- **THE TASK**
Return, word for word, only the lines from the one containing "Read out every word on this page." through the last line of the entries.
━━━ INFORMATION SHOWN ━━━
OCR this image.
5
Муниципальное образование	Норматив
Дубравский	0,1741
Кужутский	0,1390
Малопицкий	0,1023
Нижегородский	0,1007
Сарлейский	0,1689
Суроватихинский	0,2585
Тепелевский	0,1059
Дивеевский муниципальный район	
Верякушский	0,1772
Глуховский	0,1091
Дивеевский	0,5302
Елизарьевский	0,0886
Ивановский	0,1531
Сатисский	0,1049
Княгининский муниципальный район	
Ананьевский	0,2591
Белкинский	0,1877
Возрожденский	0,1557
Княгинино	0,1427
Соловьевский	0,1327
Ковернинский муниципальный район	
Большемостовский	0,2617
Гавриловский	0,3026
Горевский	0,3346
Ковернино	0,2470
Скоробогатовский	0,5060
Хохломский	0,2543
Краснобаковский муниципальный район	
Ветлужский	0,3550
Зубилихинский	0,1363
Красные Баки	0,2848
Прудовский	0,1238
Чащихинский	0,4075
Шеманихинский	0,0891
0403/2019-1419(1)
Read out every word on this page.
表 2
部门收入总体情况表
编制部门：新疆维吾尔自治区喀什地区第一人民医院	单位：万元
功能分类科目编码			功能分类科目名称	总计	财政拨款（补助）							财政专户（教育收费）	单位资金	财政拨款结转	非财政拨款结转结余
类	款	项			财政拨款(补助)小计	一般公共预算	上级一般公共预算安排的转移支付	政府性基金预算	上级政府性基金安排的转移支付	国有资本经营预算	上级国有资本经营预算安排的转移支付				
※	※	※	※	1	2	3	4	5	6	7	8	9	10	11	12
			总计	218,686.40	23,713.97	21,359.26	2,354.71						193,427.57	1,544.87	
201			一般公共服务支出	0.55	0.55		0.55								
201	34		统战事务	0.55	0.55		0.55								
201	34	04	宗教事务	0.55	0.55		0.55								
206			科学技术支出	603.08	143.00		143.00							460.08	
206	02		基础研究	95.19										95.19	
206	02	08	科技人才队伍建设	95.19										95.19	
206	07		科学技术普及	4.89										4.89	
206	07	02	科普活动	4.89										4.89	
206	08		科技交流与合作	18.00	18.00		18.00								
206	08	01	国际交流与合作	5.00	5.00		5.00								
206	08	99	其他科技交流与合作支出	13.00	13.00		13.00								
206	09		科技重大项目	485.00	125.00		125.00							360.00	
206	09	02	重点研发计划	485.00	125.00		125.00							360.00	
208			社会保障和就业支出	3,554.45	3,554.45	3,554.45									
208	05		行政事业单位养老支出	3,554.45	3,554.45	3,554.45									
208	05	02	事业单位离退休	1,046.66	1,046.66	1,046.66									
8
━━━
- **SOLVED EXERCISE**
Read out every word on this page.
表 2
部门收入总体情况表
编制部门：新疆维吾尔自治区喀什地区第一人民医院	单位：万元
功能分类科目编码			功能分类科目名称	总计	财政拨款（补助）							财政专户（教育收费）	单位资金	财政拨款结转	非财政拨款结转结余
类	款	项			财政拨款(补助)小计	一般公共预算	上级一般公共预算安排的转移支付	政府性基金预算	上级政府性基金安排的转移支付	国有资本经营预算	上级国有资本经营预算安排的转移支付				
※	※	※	※	1	2	3	4	5	6	7	8	9	10	11	12
			总计	218,686.40	23,713.97	21,359.26	2,354.71						193,427.57	1,544.87	
201			一般公共服务支出	0.55	0.55		0.55								
201	34		统战事务	0.55	0.55		0.55								
201	34	04	宗教事务	0.55	0.55		0.55								
206			科学技术支出	603.08	143.00		143.00							460.08	
206	02		基础研究	95.19										95.19	
206	02	08	科技人才队伍建设	95.19										95.19	
206	07		科学技术普及	4.89										4.89	
206	07	02	科普活动	4.89										4.89	
206	08		科技交流与合作	18.00	18.00		18.00								
206	08	01	国际交流与合作	5.00	5.00		5.00								
206	08	99	其他科技交流与合作支出	13.00	13.00		13.00								
206	09		科技重大项目	485.00	125.00		125.00							360.00	
206	09	02	重点研发计划	485.00	125.00		125.00							360.00	
208			社会保障和就业支出	3,554.45	3,554.45	3,554.45									
208	05		行政事业单位养老支出	3,554.45	3,554.45	3,554.45									
208	05	02	事业单位离退休	1,046.66	1,046.66	1,046.66									
8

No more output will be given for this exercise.